● Objective
Repeat the lines below exactly as they appear, but leave out the images.

● Data for this exercise

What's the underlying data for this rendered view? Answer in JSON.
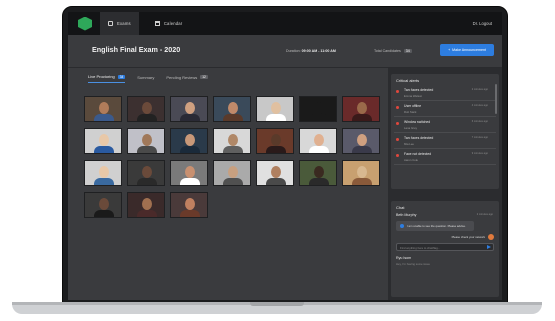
{
  "nav": {
    "tabs": [
      {
        "label": "Exams",
        "icon": "grid-icon"
      },
      {
        "label": "Calendar",
        "icon": "calendar-icon"
      }
    ],
    "logout": "Dr. Logout"
  },
  "header": {
    "title": "English Final Exam - 2020",
    "duration_label": "Duration:",
    "duration_value": "09:00 AM - 11:00 AM",
    "total_label": "Total Candidates",
    "total_value": "34",
    "announce_button": "Make Announcement"
  },
  "tabs": [
    {
      "label": "Live Proctoring",
      "badge": "34"
    },
    {
      "label": "Summary",
      "badge": ""
    },
    {
      "label": "Pending Reviews",
      "badge": "12"
    }
  ],
  "colors": {
    "accent": "#2d7de0",
    "alert": "#e0473d",
    "brand": "#2ea85a"
  },
  "critical": {
    "title": "Critical alerts",
    "alerts": [
      {
        "title": "Two faces detected",
        "sub": "Emma Watson",
        "time": "2 minutes ago"
      },
      {
        "title": "User offline",
        "sub": "Rob Stark",
        "time": "4 minutes ago"
      },
      {
        "title": "Window switched",
        "sub": "Lana Grey",
        "time": "6 minutes ago"
      },
      {
        "title": "Two faces detected",
        "sub": "Mia Lee",
        "time": "7 minutes ago"
      },
      {
        "title": "Face not detected",
        "sub": "Aaron Cole",
        "time": "9 minutes ago"
      }
    ]
  },
  "chat": {
    "title": "Chat",
    "sender": "Beth Murphy",
    "time": "2 minutes ago",
    "message": "I am unable to see the question. Please advise.",
    "reply": "Please check your network",
    "input_placeholder": "Find anything here to chat/flag...",
    "next_sender": "Ryu Isom",
    "next_sub": "Hey, I'm having some issue"
  }
}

● Response to the exercise
What's the underlying data for this rendered view? Answer in JSON.
{
  "nav": {
    "tabs": [
      {
        "label": "Exams",
        "icon": "grid-icon"
      },
      {
        "label": "Calendar",
        "icon": "calendar-icon"
      }
    ],
    "logout": "Dr. Logout"
  },
  "header": {
    "title": "English Final Exam - 2020",
    "duration_label": "Duration:",
    "duration_value": "09:00 AM - 11:00 AM",
    "total_label": "Total Candidates",
    "total_value": "34",
    "announce_button": "Make Announcement"
  },
  "tabs": [
    {
      "label": "Live Proctoring",
      "badge": "34"
    },
    {
      "label": "Summary",
      "badge": ""
    },
    {
      "label": "Pending Reviews",
      "badge": "12"
    }
  ],
  "colors": {
    "accent": "#2d7de0",
    "alert": "#e0473d",
    "brand": "#2ea85a"
  },
  "critical": {
    "title": "Critical alerts",
    "alerts": [
      {
        "title": "Two faces detected",
        "sub": "Emma Watson",
        "time": "2 minutes ago"
      },
      {
        "title": "User offline",
        "sub": "Rob Stark",
        "time": "4 minutes ago"
      },
      {
        "title": "Window switched",
        "sub": "Lana Grey",
        "time": "6 minutes ago"
      },
      {
        "title": "Two faces detected",
        "sub": "Mia Lee",
        "time": "7 minutes ago"
      },
      {
        "title": "Face not detected",
        "sub": "Aaron Cole",
        "time": "9 minutes ago"
      }
    ]
  },
  "chat": {
    "title": "Chat",
    "sender": "Beth Murphy",
    "time": "2 minutes ago",
    "message": "I am unable to see the question. Please advise.",
    "reply": "Please check your network",
    "input_placeholder": "Find anything here to chat/flag...",
    "next_sender": "Ryu Isom",
    "next_sub": "Hey, I'm having some issue"
  }
}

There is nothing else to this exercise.